**GIVEN ENTRIES**
☆ ☆ ☆ ☆
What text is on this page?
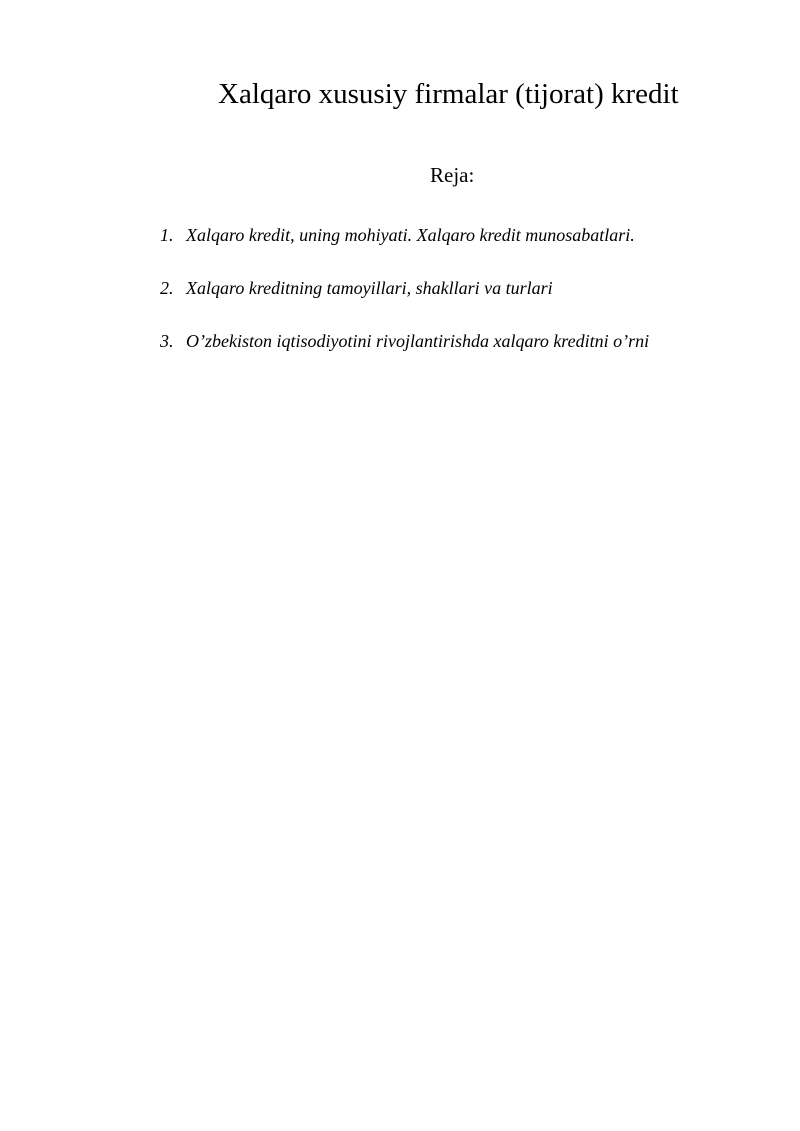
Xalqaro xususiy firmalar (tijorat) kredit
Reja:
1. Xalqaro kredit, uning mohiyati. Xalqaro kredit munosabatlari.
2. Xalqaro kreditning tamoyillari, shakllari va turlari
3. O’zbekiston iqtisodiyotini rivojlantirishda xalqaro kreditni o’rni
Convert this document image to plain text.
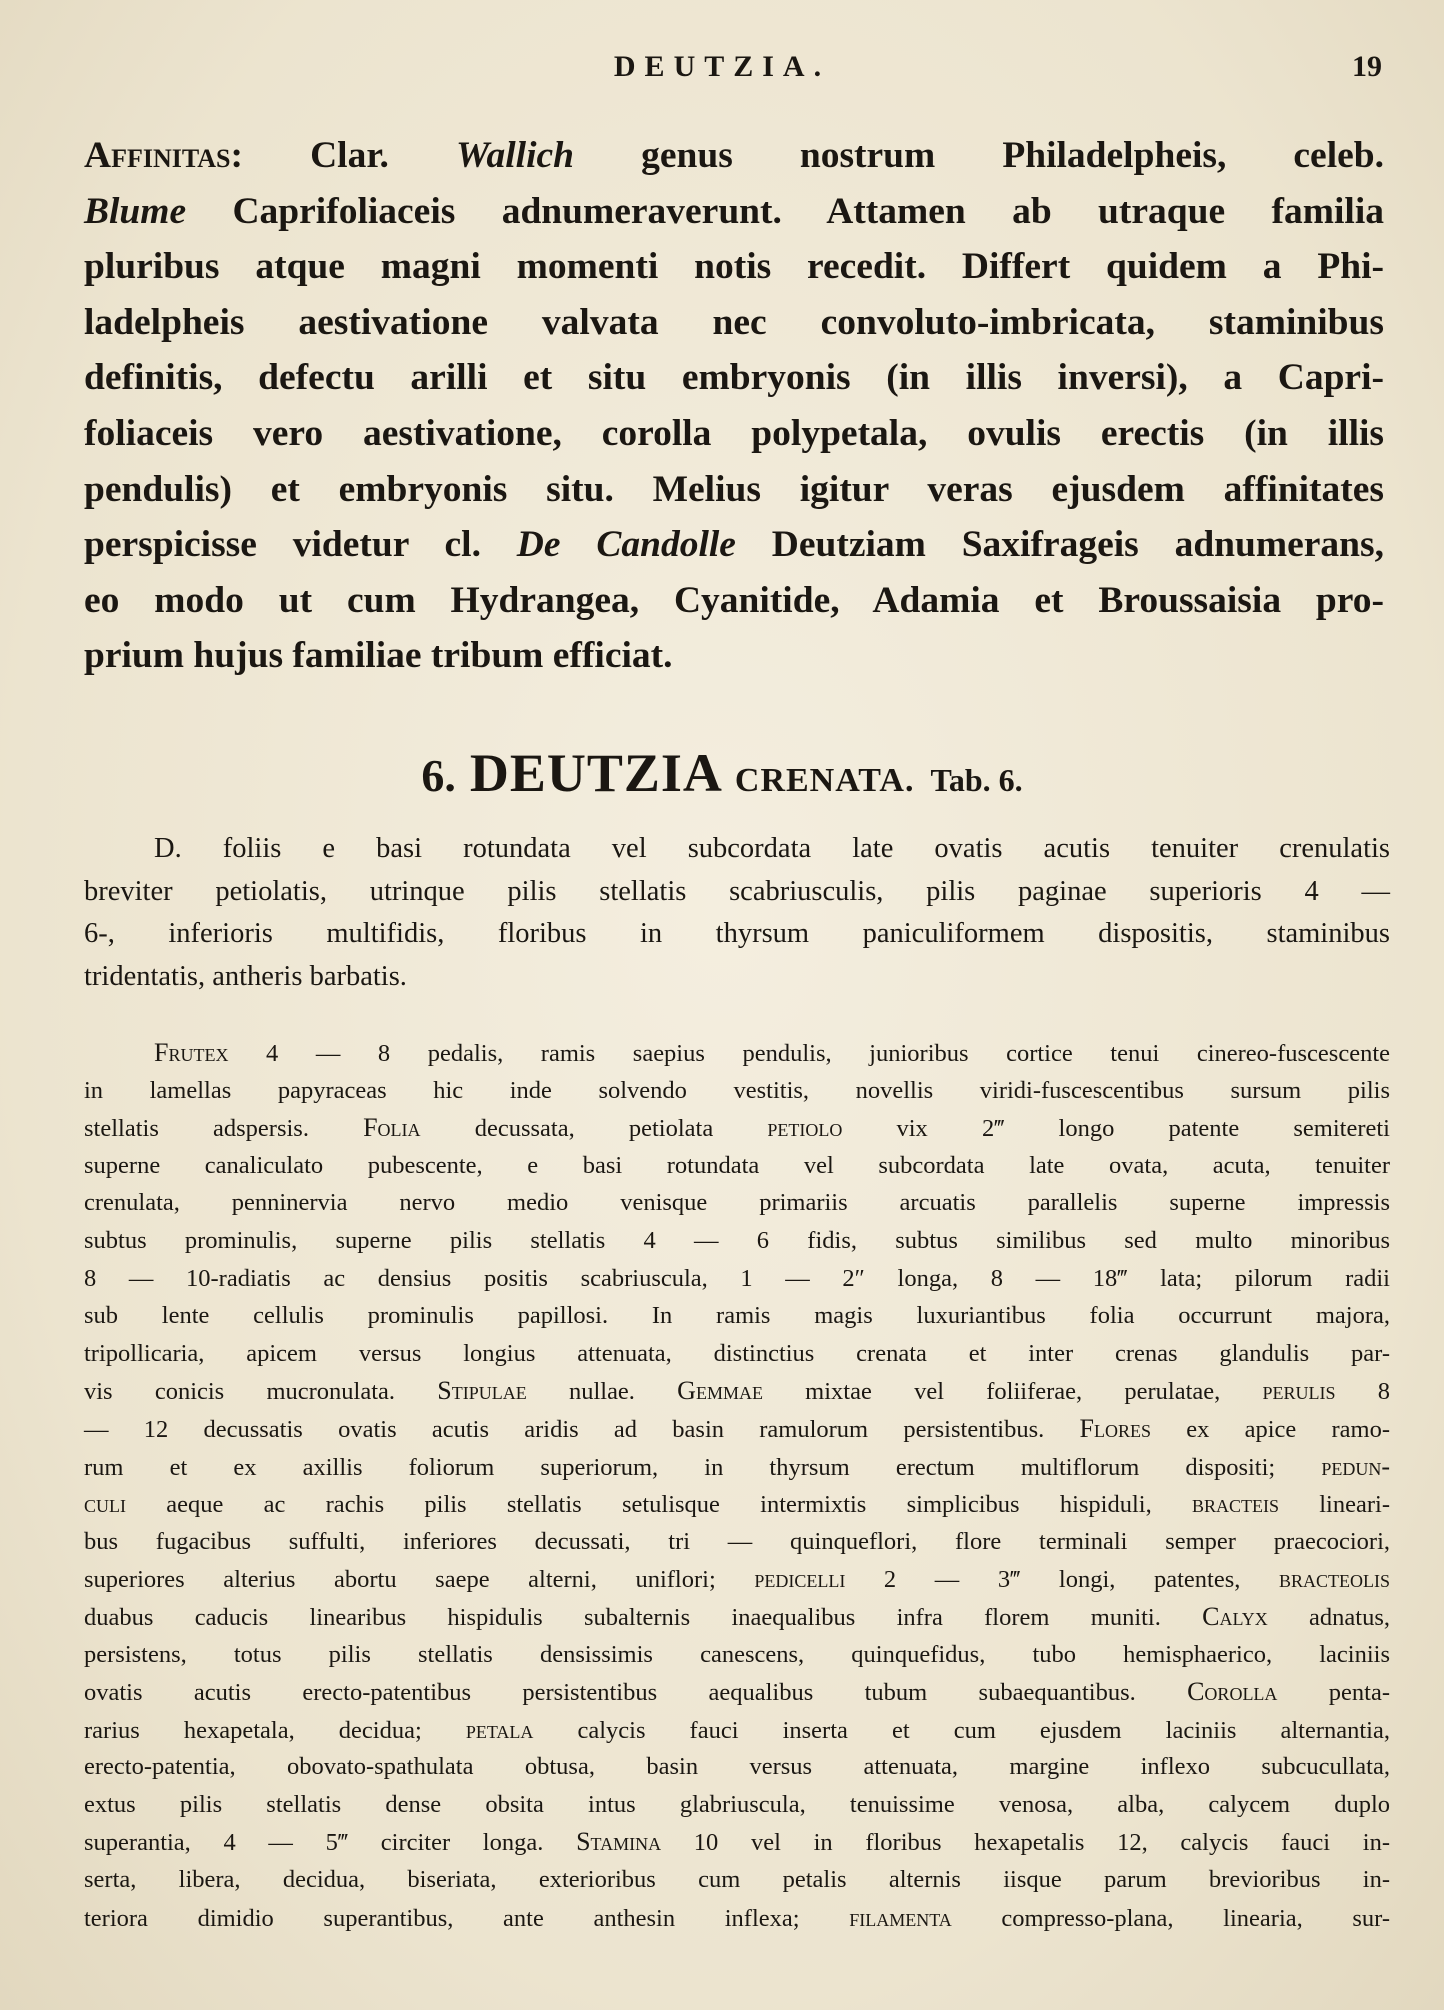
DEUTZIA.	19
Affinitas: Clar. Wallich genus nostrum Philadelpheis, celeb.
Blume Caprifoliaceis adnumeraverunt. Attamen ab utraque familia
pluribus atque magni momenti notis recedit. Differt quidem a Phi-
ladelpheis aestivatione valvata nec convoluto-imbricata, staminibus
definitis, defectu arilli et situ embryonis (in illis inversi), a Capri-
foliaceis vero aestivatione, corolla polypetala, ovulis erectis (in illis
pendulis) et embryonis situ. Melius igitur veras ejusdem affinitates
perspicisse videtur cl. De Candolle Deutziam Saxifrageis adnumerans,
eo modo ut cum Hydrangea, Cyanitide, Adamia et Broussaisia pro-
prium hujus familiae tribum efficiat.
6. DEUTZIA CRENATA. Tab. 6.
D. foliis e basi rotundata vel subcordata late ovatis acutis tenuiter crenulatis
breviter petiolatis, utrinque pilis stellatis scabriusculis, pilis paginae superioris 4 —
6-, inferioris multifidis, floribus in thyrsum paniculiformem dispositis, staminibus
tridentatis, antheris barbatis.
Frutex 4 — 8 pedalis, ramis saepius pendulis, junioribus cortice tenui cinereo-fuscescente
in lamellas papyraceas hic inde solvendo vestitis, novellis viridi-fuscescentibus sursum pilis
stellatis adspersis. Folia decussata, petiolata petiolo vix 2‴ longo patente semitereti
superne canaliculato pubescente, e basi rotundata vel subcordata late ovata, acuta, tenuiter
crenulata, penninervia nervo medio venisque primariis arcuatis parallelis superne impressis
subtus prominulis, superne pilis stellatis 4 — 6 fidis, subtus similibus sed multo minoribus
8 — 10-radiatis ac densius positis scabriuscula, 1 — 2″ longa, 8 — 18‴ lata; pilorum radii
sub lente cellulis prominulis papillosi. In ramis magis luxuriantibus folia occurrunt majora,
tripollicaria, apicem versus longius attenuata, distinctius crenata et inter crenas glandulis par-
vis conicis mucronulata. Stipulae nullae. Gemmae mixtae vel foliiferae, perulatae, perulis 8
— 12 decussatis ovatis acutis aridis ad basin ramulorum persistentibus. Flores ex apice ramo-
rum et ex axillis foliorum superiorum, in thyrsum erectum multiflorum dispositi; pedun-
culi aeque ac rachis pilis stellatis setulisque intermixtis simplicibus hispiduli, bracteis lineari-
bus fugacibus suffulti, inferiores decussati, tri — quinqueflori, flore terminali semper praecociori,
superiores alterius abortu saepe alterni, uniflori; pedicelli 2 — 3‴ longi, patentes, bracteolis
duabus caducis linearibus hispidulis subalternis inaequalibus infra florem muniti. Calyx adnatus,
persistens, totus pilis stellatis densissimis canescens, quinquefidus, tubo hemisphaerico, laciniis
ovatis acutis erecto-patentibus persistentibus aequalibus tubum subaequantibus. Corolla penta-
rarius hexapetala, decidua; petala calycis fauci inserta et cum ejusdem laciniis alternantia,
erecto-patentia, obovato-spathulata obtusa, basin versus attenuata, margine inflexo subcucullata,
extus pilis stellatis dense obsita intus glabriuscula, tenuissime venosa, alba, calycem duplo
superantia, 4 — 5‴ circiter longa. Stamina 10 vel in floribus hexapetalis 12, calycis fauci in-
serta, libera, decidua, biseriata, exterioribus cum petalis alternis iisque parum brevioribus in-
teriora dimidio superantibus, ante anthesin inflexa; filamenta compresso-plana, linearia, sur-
☆ ☆ ☆ ☆
**WHAT YOU NEED TO DO**
Transcribe the full listing above exactly as it stands, minus the pictures.

**FULL OUTPUT**
What text is on this page?
Xalqaro xususiy firmalar (tijorat) kredit
Reja:
1. Xalqaro kredit, uning mohiyati. Xalqaro kredit munosabatlari.
2. Xalqaro kreditning tamoyillari, shakllari va turlari
3. O’zbekiston iqtisodiyotini rivojlantirishda xalqaro kreditni o’rni
Convert this document image to plain text.
DEUTZIA.	19
Affinitas: Clar. Wallich genus nostrum Philadelpheis, celeb.
Blume Caprifoliaceis adnumeraverunt. Attamen ab utraque familia
pluribus atque magni momenti notis recedit. Differt quidem a Phi-
ladelpheis aestivatione valvata nec convoluto-imbricata, staminibus
definitis, defectu arilli et situ embryonis (in illis inversi), a Capri-
foliaceis vero aestivatione, corolla polypetala, ovulis erectis (in illis
pendulis) et embryonis situ. Melius igitur veras ejusdem affinitates
perspicisse videtur cl. De Candolle Deutziam Saxifrageis adnumerans,
eo modo ut cum Hydrangea, Cyanitide, Adamia et Broussaisia pro-
prium hujus familiae tribum efficiat.
6. DEUTZIA CRENATA. Tab. 6.
D. foliis e basi rotundata vel subcordata late ovatis acutis tenuiter crenulatis
breviter petiolatis, utrinque pilis stellatis scabriusculis, pilis paginae superioris 4 —
6-, inferioris multifidis, floribus in thyrsum paniculiformem dispositis, staminibus
tridentatis, antheris barbatis.
Frutex 4 — 8 pedalis, ramis saepius pendulis, junioribus cortice tenui cinereo-fuscescente
in lamellas papyraceas hic inde solvendo vestitis, novellis viridi-fuscescentibus sursum pilis
stellatis adspersis. Folia decussata, petiolata petiolo vix 2‴ longo patente semitereti
superne canaliculato pubescente, e basi rotundata vel subcordata late ovata, acuta, tenuiter
crenulata, penninervia nervo medio venisque primariis arcuatis parallelis superne impressis
subtus prominulis, superne pilis stellatis 4 — 6 fidis, subtus similibus sed multo minoribus
8 — 10-radiatis ac densius positis scabriuscula, 1 — 2″ longa, 8 — 18‴ lata; pilorum radii
sub lente cellulis prominulis papillosi. In ramis magis luxuriantibus folia occurrunt majora,
tripollicaria, apicem versus longius attenuata, distinctius crenata et inter crenas glandulis par-
vis conicis mucronulata. Stipulae nullae. Gemmae mixtae vel foliiferae, perulatae, perulis 8
— 12 decussatis ovatis acutis aridis ad basin ramulorum persistentibus. Flores ex apice ramo-
rum et ex axillis foliorum superiorum, in thyrsum erectum multiflorum dispositi; pedun-
culi aeque ac rachis pilis stellatis setulisque intermixtis simplicibus hispiduli, bracteis lineari-
bus fugacibus suffulti, inferiores decussati, tri — quinqueflori, flore terminali semper praecociori,
superiores alterius abortu saepe alterni, uniflori; pedicelli 2 — 3‴ longi, patentes, bracteolis
duabus caducis linearibus hispidulis subalternis inaequalibus infra florem muniti. Calyx adnatus,
persistens, totus pilis stellatis densissimis canescens, quinquefidus, tubo hemisphaerico, laciniis
ovatis acutis erecto-patentibus persistentibus aequalibus tubum subaequantibus. Corolla penta-
rarius hexapetala, decidua; petala calycis fauci inserta et cum ejusdem laciniis alternantia,
erecto-patentia, obovato-spathulata obtusa, basin versus attenuata, margine inflexo subcucullata,
extus pilis stellatis dense obsita intus glabriuscula, tenuissime venosa, alba, calycem duplo
superantia, 4 — 5‴ circiter longa. Stamina 10 vel in floribus hexapetalis 12, calycis fauci in-
serta, libera, decidua, biseriata, exterioribus cum petalis alternis iisque parum brevioribus in-
teriora dimidio superantibus, ante anthesin inflexa; filamenta compresso-plana, linearia, sur-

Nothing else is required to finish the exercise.